▶ **What is needed**: Identify and pull out each line of the entries in which "color" occurs.
__________
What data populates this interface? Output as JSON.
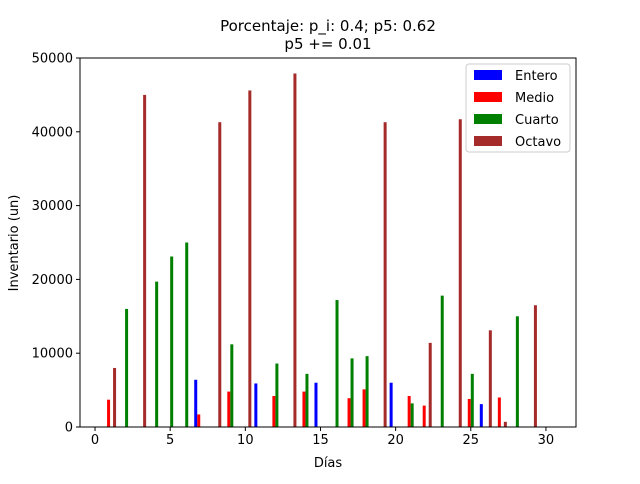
{
  "chart_data": {
    "type": "bar",
    "title_line1": "Porcentaje: p_i: 0.4; p5: 0.62",
    "title_line2": "p5 += 0.01",
    "xlabel": "Días",
    "ylabel": "Inventario (un)",
    "xlim": [
      -1,
      32
    ],
    "ylim": [
      0,
      50000
    ],
    "x_ticks": [
      0,
      5,
      10,
      15,
      20,
      25,
      30
    ],
    "y_ticks": [
      0,
      10000,
      20000,
      30000,
      40000,
      50000
    ],
    "x_tick_labels": [
      "0",
      "5",
      "10",
      "15",
      "20",
      "25",
      "30"
    ],
    "y_tick_labels": [
      "0",
      "10000",
      "20000",
      "30000",
      "40000",
      "50000"
    ],
    "legend_position": "top-right",
    "grid": false,
    "series": [
      {
        "name": "Entero",
        "color": "#0000ff",
        "points": [
          {
            "x": 6.7,
            "y": 6400
          },
          {
            "x": 10.7,
            "y": 5900
          },
          {
            "x": 14.7,
            "y": 6000
          },
          {
            "x": 19.7,
            "y": 6000
          },
          {
            "x": 25.7,
            "y": 3100
          }
        ]
      },
      {
        "name": "Medio",
        "color": "#ff0000",
        "points": [
          {
            "x": 0.9,
            "y": 3700
          },
          {
            "x": 6.9,
            "y": 1700
          },
          {
            "x": 8.9,
            "y": 4800
          },
          {
            "x": 11.9,
            "y": 4200
          },
          {
            "x": 13.9,
            "y": 4800
          },
          {
            "x": 16.9,
            "y": 3900
          },
          {
            "x": 17.9,
            "y": 5100
          },
          {
            "x": 20.9,
            "y": 4200
          },
          {
            "x": 21.9,
            "y": 2900
          },
          {
            "x": 24.9,
            "y": 3800
          },
          {
            "x": 26.9,
            "y": 4000
          }
        ]
      },
      {
        "name": "Cuarto",
        "color": "#008000",
        "points": [
          {
            "x": 2.1,
            "y": 16000
          },
          {
            "x": 4.1,
            "y": 19700
          },
          {
            "x": 5.1,
            "y": 23100
          },
          {
            "x": 6.1,
            "y": 25000
          },
          {
            "x": 9.1,
            "y": 11200
          },
          {
            "x": 12.1,
            "y": 8600
          },
          {
            "x": 14.1,
            "y": 7200
          },
          {
            "x": 16.1,
            "y": 17200
          },
          {
            "x": 17.1,
            "y": 9300
          },
          {
            "x": 18.1,
            "y": 9600
          },
          {
            "x": 21.1,
            "y": 3200
          },
          {
            "x": 23.1,
            "y": 17800
          },
          {
            "x": 25.1,
            "y": 7200
          },
          {
            "x": 28.1,
            "y": 15000
          }
        ]
      },
      {
        "name": "Octavo",
        "color": "#a52a2a",
        "points": [
          {
            "x": 1.3,
            "y": 8000
          },
          {
            "x": 3.3,
            "y": 45000
          },
          {
            "x": 8.3,
            "y": 41300
          },
          {
            "x": 10.3,
            "y": 45600
          },
          {
            "x": 13.3,
            "y": 47900
          },
          {
            "x": 19.3,
            "y": 41300
          },
          {
            "x": 22.3,
            "y": 11400
          },
          {
            "x": 24.3,
            "y": 41700
          },
          {
            "x": 26.3,
            "y": 13100
          },
          {
            "x": 27.3,
            "y": 700
          },
          {
            "x": 29.3,
            "y": 16500
          }
        ]
      }
    ]
  }
}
__________
▶ **Written answer**:
        "color": "#0000ff",
        "color": "#ff0000",
        "color": "#008000",
        "color": "#a52a2a",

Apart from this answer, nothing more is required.